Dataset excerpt
○ ○ ○ ○ ○
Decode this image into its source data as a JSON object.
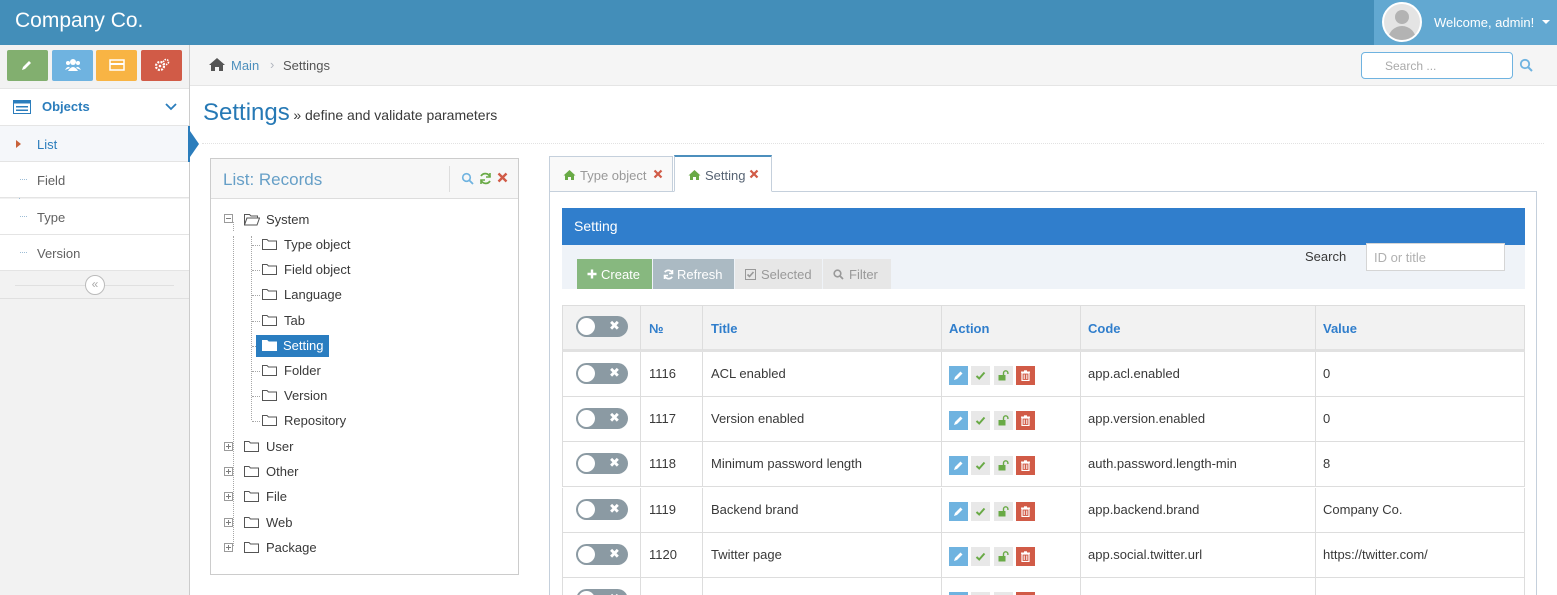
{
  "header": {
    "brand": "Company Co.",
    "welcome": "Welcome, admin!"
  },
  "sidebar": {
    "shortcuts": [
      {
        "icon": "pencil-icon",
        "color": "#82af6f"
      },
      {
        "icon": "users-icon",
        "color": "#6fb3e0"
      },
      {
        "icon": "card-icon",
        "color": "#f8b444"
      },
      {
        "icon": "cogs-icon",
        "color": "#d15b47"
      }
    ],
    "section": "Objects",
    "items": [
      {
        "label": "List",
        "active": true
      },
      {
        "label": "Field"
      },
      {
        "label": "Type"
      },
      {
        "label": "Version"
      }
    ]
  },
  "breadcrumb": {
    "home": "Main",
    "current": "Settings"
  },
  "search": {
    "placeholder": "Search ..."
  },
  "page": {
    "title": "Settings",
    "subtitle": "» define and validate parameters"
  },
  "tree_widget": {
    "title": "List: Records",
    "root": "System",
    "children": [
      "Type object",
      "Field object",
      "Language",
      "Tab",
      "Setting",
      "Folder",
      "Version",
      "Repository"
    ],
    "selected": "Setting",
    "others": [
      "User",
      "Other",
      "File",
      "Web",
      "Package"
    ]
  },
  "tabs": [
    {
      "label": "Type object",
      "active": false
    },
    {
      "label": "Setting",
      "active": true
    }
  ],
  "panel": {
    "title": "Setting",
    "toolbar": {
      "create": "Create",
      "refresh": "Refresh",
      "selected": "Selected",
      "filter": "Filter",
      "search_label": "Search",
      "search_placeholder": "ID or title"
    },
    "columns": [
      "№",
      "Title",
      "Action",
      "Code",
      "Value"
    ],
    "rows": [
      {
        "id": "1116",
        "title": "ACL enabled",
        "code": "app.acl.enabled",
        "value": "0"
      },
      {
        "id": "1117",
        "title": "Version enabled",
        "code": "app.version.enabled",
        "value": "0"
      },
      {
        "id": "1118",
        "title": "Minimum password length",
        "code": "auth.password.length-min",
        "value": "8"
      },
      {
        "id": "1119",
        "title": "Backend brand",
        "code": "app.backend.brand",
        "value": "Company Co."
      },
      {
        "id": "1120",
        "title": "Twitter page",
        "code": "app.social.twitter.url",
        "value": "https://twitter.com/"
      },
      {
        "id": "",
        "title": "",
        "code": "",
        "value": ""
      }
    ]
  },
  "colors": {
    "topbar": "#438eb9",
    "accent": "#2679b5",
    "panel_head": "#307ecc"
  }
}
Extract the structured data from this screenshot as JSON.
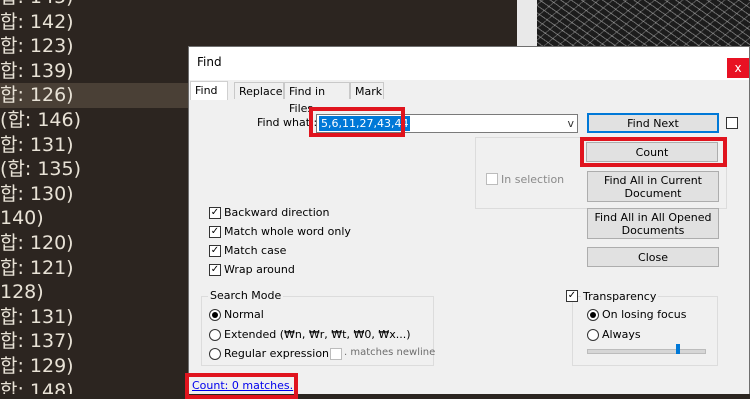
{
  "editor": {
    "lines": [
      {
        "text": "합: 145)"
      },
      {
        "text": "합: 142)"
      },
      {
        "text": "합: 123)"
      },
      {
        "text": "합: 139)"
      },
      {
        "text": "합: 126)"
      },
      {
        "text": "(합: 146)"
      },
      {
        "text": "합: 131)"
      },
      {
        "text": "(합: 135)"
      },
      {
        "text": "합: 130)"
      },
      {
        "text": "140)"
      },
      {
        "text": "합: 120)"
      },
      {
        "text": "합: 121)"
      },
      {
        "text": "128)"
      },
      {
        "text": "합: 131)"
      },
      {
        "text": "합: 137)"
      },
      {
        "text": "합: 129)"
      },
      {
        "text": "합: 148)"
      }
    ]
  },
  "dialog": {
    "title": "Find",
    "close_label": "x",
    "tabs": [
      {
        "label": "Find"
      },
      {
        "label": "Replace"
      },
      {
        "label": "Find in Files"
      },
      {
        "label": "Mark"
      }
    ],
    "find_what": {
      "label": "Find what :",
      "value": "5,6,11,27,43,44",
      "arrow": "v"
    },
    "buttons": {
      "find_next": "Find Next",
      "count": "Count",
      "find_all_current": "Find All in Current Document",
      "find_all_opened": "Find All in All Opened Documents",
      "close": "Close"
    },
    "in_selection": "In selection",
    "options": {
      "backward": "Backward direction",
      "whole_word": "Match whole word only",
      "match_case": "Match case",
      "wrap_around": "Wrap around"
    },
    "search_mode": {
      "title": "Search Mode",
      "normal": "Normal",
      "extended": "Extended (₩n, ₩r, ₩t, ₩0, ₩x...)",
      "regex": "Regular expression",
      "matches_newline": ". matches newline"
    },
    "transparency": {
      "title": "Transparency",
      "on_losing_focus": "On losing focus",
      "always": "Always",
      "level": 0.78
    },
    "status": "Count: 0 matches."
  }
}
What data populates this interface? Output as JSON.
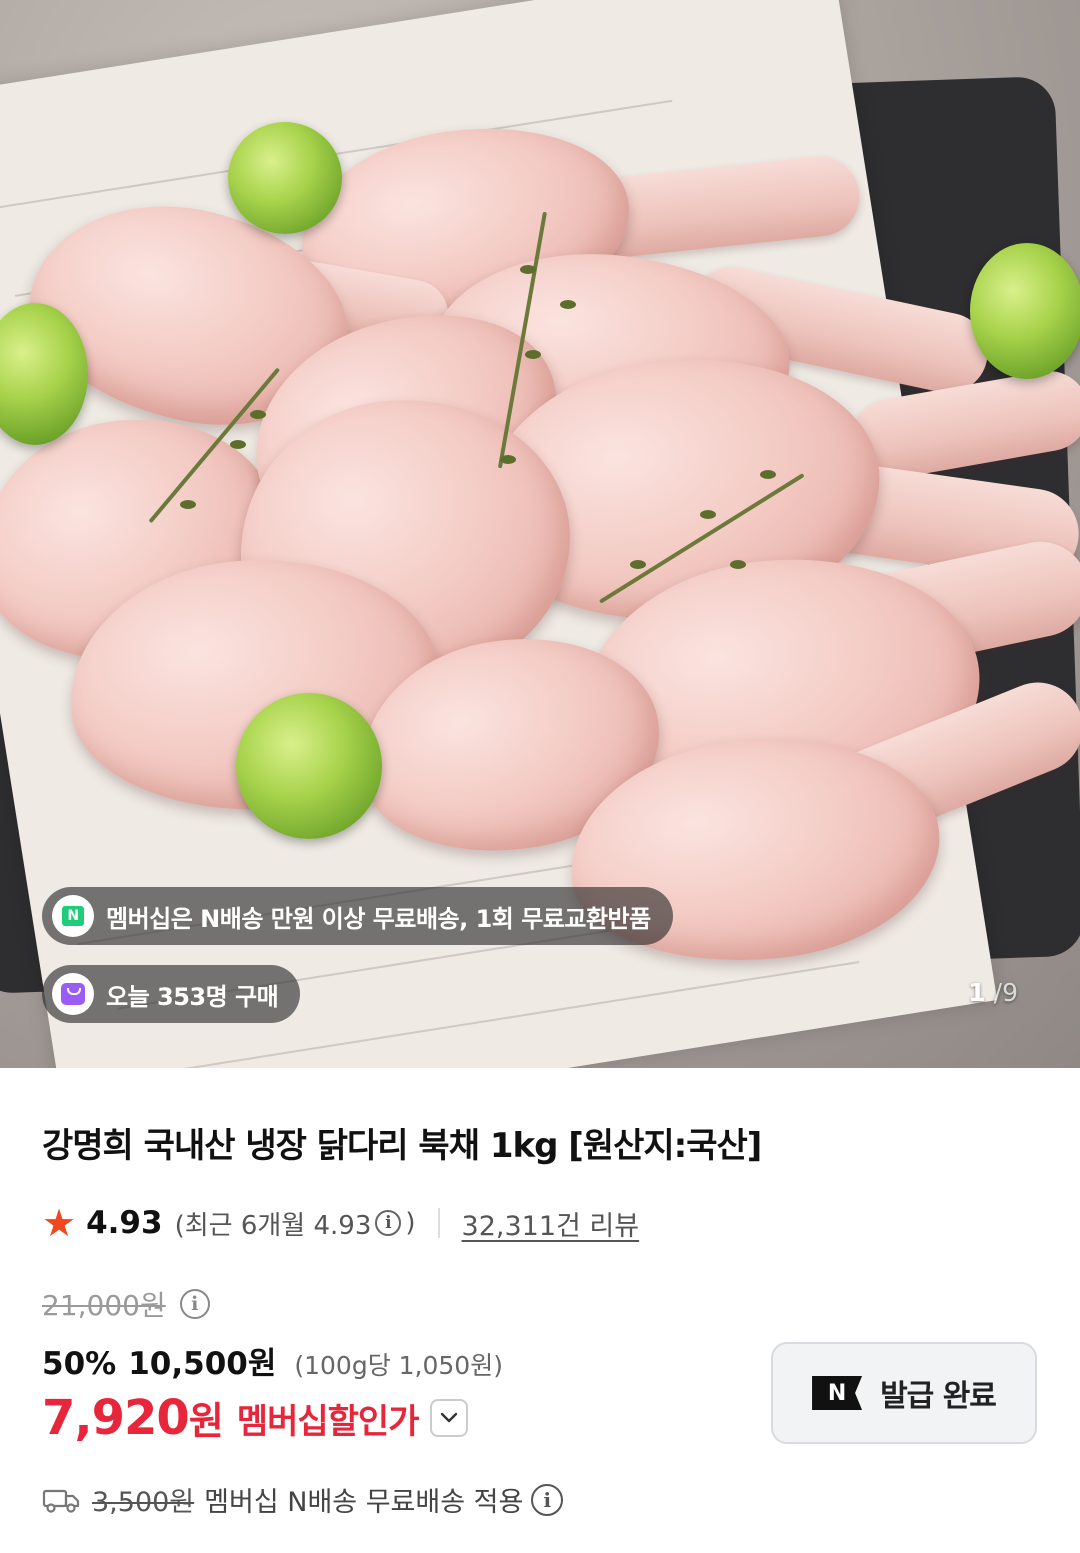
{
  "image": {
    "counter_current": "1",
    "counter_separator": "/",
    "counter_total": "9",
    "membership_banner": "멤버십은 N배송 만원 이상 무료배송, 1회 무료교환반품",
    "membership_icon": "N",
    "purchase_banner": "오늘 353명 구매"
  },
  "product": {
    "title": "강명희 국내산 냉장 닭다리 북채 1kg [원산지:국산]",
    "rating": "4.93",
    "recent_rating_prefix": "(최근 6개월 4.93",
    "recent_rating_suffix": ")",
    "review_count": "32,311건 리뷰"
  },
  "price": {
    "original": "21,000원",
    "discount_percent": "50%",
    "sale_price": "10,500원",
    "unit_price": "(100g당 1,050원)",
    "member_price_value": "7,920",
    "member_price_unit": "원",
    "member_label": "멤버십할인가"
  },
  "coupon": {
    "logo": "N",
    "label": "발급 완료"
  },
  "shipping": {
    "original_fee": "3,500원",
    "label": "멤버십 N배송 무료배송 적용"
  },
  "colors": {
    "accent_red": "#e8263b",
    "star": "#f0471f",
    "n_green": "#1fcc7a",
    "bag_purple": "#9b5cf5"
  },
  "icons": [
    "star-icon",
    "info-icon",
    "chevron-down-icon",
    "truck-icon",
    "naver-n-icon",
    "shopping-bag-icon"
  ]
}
○ ○ ○ ○ ○
TASK OBJECTIVE: Without the pictures, reproduce every line of the records above exactly.

EXERCISE SOLUTION:
Decode this image into its source data as a JSON object.
{
  "header": {
    "brand": "Company Co.",
    "welcome": "Welcome, admin!"
  },
  "sidebar": {
    "shortcuts": [
      {
        "icon": "pencil-icon",
        "color": "#82af6f"
      },
      {
        "icon": "users-icon",
        "color": "#6fb3e0"
      },
      {
        "icon": "card-icon",
        "color": "#f8b444"
      },
      {
        "icon": "cogs-icon",
        "color": "#d15b47"
      }
    ],
    "section": "Objects",
    "items": [
      {
        "label": "List",
        "active": true
      },
      {
        "label": "Field"
      },
      {
        "label": "Type"
      },
      {
        "label": "Version"
      }
    ]
  },
  "breadcrumb": {
    "home": "Main",
    "current": "Settings"
  },
  "search": {
    "placeholder": "Search ..."
  },
  "page": {
    "title": "Settings",
    "subtitle": "» define and validate parameters"
  },
  "tree_widget": {
    "title": "List: Records",
    "root": "System",
    "children": [
      "Type object",
      "Field object",
      "Language",
      "Tab",
      "Setting",
      "Folder",
      "Version",
      "Repository"
    ],
    "selected": "Setting",
    "others": [
      "User",
      "Other",
      "File",
      "Web",
      "Package"
    ]
  },
  "tabs": [
    {
      "label": "Type object",
      "active": false
    },
    {
      "label": "Setting",
      "active": true
    }
  ],
  "panel": {
    "title": "Setting",
    "toolbar": {
      "create": "Create",
      "refresh": "Refresh",
      "selected": "Selected",
      "filter": "Filter",
      "search_label": "Search",
      "search_placeholder": "ID or title"
    },
    "columns": [
      "№",
      "Title",
      "Action",
      "Code",
      "Value"
    ],
    "rows": [
      {
        "id": "1116",
        "title": "ACL enabled",
        "code": "app.acl.enabled",
        "value": "0"
      },
      {
        "id": "1117",
        "title": "Version enabled",
        "code": "app.version.enabled",
        "value": "0"
      },
      {
        "id": "1118",
        "title": "Minimum password length",
        "code": "auth.password.length-min",
        "value": "8"
      },
      {
        "id": "1119",
        "title": "Backend brand",
        "code": "app.backend.brand",
        "value": "Company Co."
      },
      {
        "id": "1120",
        "title": "Twitter page",
        "code": "app.social.twitter.url",
        "value": "https://twitter.com/"
      },
      {
        "id": "",
        "title": "",
        "code": "",
        "value": ""
      }
    ]
  },
  "colors": {
    "topbar": "#438eb9",
    "accent": "#2679b5",
    "panel_head": "#307ecc"
  }
}
Extract the structured data from this screenshot as JSON.
{
  "editor": {
    "lines": [
      {
        "text": "합: 145)"
      },
      {
        "text": "합: 142)"
      },
      {
        "text": "합: 123)"
      },
      {
        "text": "합: 139)"
      },
      {
        "text": "합: 126)"
      },
      {
        "text": "(합: 146)"
      },
      {
        "text": "합: 131)"
      },
      {
        "text": "(합: 135)"
      },
      {
        "text": "합: 130)"
      },
      {
        "text": "140)"
      },
      {
        "text": "합: 120)"
      },
      {
        "text": "합: 121)"
      },
      {
        "text": "128)"
      },
      {
        "text": "합: 131)"
      },
      {
        "text": "합: 137)"
      },
      {
        "text": "합: 129)"
      },
      {
        "text": "합: 148)"
      }
    ]
  },
  "dialog": {
    "title": "Find",
    "close_label": "x",
    "tabs": [
      {
        "label": "Find"
      },
      {
        "label": "Replace"
      },
      {
        "label": "Find in Files"
      },
      {
        "label": "Mark"
      }
    ],
    "find_what": {
      "label": "Find what :",
      "value": "5,6,11,27,43,44",
      "arrow": "v"
    },
    "buttons": {
      "find_next": "Find Next",
      "count": "Count",
      "find_all_current": "Find All in Current Document",
      "find_all_opened": "Find All in All Opened Documents",
      "close": "Close"
    },
    "in_selection": "In selection",
    "options": {
      "backward": "Backward direction",
      "whole_word": "Match whole word only",
      "match_case": "Match case",
      "wrap_around": "Wrap around"
    },
    "search_mode": {
      "title": "Search Mode",
      "normal": "Normal",
      "extended": "Extended (₩n, ₩r, ₩t, ₩0, ₩x...)",
      "regex": "Regular expression",
      "matches_newline": ". matches newline"
    },
    "transparency": {
      "title": "Transparency",
      "on_losing_focus": "On losing focus",
      "always": "Always",
      "level": 0.78
    },
    "status": "Count: 0 matches."
  }
}
What data populates this interface? Output as JSON.
{
  "image": {
    "counter_current": "1",
    "counter_separator": "/",
    "counter_total": "9",
    "membership_banner": "멤버십은 N배송 만원 이상 무료배송, 1회 무료교환반품",
    "membership_icon": "N",
    "purchase_banner": "오늘 353명 구매"
  },
  "product": {
    "title": "강명희 국내산 냉장 닭다리 북채 1kg [원산지:국산]",
    "rating": "4.93",
    "recent_rating_prefix": "(최근 6개월 4.93",
    "recent_rating_suffix": ")",
    "review_count": "32,311건 리뷰"
  },
  "price": {
    "original": "21,000원",
    "discount_percent": "50%",
    "sale_price": "10,500원",
    "unit_price": "(100g당 1,050원)",
    "member_price_value": "7,920",
    "member_price_unit": "원",
    "member_label": "멤버십할인가"
  },
  "coupon": {
    "logo": "N",
    "label": "발급 완료"
  },
  "shipping": {
    "original_fee": "3,500원",
    "label": "멤버십 N배송 무료배송 적용"
  },
  "colors": {
    "accent_red": "#e8263b",
    "star": "#f0471f",
    "n_green": "#1fcc7a",
    "bag_purple": "#9b5cf5"
  },
  "icons": [
    "star-icon",
    "info-icon",
    "chevron-down-icon",
    "truck-icon",
    "naver-n-icon",
    "shopping-bag-icon"
  ]
}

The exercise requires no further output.